### Given request
For each line in the data below that holds "营孜村委会", return a copy.

### Records for this task
┌──
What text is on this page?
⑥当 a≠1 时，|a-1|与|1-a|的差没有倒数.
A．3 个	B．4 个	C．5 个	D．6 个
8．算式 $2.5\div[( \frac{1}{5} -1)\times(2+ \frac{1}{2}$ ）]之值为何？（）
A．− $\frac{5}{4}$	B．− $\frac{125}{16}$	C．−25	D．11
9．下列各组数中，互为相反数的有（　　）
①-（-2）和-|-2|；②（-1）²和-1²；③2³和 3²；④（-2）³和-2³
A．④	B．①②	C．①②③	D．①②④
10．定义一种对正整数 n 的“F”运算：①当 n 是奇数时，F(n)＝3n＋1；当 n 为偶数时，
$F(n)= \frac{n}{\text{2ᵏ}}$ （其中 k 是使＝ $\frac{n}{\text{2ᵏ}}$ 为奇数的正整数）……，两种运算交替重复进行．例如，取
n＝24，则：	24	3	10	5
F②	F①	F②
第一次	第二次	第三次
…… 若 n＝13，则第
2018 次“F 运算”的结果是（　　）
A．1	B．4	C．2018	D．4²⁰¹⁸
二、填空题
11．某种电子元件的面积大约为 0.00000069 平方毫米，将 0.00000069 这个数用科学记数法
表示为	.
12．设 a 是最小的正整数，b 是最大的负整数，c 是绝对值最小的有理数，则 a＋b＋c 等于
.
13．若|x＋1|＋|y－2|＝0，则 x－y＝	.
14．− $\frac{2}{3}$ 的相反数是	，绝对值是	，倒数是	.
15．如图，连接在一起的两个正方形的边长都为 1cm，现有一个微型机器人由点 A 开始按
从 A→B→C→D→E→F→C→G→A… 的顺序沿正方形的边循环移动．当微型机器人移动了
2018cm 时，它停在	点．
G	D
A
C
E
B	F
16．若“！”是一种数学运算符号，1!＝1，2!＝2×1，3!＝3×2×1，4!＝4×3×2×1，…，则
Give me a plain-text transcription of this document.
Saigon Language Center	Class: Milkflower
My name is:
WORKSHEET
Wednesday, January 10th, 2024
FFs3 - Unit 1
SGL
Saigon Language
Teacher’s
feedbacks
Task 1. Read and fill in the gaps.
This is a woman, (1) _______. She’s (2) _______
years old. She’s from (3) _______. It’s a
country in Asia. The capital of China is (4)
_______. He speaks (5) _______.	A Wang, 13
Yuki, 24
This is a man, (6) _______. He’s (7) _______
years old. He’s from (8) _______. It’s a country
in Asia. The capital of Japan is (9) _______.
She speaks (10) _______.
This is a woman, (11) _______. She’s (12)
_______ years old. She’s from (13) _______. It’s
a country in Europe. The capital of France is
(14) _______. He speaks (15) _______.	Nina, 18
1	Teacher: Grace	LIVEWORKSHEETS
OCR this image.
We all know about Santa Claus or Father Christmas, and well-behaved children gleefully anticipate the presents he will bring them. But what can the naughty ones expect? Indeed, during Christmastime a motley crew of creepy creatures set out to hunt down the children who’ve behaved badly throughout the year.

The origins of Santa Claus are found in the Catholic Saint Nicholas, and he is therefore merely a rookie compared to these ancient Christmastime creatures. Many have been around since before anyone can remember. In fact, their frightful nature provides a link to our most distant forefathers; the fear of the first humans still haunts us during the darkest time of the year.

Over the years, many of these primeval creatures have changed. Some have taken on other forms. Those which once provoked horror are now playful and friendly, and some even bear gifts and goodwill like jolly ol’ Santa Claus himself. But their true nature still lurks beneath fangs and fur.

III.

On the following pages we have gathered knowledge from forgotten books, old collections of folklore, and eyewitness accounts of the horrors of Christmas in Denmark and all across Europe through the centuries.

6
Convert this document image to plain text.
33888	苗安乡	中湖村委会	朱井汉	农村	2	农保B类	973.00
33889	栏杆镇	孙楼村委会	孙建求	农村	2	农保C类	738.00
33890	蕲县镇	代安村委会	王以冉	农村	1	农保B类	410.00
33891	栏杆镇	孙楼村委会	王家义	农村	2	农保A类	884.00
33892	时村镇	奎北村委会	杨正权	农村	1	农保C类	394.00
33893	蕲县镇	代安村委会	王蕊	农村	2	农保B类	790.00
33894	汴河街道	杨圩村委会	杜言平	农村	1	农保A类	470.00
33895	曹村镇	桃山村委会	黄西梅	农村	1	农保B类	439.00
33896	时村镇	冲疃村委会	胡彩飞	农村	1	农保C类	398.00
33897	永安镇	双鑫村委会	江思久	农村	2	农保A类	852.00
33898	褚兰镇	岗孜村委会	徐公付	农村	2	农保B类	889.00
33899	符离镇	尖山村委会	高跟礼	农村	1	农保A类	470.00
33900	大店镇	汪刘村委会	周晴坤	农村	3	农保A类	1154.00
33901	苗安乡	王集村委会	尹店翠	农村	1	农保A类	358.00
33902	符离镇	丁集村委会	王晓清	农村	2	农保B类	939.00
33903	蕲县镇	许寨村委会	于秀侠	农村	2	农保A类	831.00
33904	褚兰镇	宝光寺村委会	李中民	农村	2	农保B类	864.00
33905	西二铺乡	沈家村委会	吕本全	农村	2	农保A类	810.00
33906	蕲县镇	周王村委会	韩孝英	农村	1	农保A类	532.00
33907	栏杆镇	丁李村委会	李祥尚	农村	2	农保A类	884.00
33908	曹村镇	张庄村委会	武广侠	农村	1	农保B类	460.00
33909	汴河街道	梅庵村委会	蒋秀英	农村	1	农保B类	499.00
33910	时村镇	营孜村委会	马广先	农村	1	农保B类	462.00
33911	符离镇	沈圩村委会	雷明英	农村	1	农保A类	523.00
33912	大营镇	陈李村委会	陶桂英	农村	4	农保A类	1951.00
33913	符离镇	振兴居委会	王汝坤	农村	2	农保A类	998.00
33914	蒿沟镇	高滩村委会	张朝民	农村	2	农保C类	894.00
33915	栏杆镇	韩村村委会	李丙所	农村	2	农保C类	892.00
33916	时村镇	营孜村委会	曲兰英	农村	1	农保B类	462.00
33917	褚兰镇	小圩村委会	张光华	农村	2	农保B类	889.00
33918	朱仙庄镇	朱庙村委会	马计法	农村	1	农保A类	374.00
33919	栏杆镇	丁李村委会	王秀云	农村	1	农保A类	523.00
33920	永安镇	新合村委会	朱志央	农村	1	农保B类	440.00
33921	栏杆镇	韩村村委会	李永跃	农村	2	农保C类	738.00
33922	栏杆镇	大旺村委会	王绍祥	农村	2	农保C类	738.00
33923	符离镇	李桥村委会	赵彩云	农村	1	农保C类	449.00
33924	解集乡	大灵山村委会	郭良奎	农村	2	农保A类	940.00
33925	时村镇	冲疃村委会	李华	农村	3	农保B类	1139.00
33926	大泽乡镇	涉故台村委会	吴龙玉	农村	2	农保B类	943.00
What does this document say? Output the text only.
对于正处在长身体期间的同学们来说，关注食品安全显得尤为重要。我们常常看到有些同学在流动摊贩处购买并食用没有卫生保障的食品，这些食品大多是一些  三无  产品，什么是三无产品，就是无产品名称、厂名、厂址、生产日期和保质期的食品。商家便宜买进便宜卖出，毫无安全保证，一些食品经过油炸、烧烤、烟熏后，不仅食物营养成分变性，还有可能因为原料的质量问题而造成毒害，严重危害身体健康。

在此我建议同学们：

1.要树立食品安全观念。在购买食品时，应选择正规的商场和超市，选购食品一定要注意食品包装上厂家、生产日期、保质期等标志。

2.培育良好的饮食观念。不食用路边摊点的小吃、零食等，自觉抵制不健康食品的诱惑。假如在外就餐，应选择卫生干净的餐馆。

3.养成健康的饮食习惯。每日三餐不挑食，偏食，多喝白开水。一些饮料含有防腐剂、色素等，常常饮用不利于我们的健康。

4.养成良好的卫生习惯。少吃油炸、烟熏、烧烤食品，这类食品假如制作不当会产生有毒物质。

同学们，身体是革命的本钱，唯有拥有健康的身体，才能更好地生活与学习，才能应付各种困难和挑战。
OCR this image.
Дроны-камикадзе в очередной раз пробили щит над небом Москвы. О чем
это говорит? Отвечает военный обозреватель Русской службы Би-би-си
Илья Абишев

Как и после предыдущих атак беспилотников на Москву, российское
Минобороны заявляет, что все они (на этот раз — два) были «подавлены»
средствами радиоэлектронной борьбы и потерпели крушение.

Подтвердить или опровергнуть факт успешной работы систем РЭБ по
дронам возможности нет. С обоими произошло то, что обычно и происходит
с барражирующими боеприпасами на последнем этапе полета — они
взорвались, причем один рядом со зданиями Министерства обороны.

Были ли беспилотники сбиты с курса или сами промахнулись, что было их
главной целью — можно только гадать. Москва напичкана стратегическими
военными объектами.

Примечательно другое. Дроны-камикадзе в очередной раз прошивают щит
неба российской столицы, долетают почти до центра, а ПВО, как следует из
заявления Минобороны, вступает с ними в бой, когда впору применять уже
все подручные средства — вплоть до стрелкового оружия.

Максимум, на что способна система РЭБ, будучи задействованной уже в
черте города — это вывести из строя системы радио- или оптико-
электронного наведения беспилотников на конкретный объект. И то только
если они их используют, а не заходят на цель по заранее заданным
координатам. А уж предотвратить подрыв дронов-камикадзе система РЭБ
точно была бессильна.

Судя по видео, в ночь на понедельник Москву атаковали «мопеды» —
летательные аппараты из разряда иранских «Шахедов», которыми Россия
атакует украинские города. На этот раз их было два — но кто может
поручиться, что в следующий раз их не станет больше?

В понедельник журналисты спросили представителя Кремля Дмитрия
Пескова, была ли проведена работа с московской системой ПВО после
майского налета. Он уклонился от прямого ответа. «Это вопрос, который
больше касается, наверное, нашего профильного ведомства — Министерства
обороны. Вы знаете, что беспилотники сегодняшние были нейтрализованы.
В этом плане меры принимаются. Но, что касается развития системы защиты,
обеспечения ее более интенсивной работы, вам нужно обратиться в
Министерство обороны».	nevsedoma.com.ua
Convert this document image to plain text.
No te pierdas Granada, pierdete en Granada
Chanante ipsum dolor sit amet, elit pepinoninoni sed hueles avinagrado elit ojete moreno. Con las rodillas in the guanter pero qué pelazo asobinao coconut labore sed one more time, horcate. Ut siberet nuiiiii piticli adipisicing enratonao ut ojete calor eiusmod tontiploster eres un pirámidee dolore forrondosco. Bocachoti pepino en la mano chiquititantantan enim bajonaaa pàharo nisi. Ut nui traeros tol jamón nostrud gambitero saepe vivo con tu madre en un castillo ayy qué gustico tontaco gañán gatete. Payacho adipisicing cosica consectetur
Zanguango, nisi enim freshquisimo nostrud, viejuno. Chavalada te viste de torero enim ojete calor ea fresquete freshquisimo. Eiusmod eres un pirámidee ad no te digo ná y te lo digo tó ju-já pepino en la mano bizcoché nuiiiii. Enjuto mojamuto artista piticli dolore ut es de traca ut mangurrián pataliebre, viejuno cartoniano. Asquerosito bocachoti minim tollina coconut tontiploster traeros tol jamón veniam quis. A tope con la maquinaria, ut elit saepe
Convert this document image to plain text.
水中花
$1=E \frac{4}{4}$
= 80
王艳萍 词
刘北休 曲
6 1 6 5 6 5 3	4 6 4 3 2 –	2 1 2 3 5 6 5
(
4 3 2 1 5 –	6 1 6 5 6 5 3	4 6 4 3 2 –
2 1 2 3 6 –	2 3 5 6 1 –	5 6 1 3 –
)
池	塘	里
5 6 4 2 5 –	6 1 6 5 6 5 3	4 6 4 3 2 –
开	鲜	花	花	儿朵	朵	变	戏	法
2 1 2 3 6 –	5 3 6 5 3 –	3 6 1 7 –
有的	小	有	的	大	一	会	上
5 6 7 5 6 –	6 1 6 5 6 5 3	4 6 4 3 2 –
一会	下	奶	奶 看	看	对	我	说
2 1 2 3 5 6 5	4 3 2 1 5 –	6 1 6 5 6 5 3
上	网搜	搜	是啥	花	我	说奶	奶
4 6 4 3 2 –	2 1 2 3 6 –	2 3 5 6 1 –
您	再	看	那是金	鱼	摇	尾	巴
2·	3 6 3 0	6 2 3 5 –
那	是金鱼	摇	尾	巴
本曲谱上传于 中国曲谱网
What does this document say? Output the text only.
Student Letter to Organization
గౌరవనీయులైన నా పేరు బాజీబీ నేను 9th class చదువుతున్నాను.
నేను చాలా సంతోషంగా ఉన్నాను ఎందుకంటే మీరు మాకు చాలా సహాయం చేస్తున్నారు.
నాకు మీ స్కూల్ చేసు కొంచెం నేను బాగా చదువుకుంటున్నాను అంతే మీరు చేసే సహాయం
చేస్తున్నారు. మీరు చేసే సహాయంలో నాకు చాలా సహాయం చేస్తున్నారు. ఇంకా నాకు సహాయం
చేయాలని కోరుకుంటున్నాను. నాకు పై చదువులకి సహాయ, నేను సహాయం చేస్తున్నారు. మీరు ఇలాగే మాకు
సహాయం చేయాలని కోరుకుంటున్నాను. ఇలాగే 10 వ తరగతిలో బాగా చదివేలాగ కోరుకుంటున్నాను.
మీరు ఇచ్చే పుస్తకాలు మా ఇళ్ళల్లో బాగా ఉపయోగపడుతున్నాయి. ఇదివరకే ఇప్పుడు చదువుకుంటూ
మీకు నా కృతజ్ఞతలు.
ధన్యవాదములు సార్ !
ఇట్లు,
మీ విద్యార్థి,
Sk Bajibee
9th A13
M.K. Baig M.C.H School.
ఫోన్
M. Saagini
└──
### Exercise response
33910	时村镇	营孜村委会	马广先	农村	1	农保B类	462.00
33916	时村镇	营孜村委会	曲兰英	农村	1	农保B类	462.00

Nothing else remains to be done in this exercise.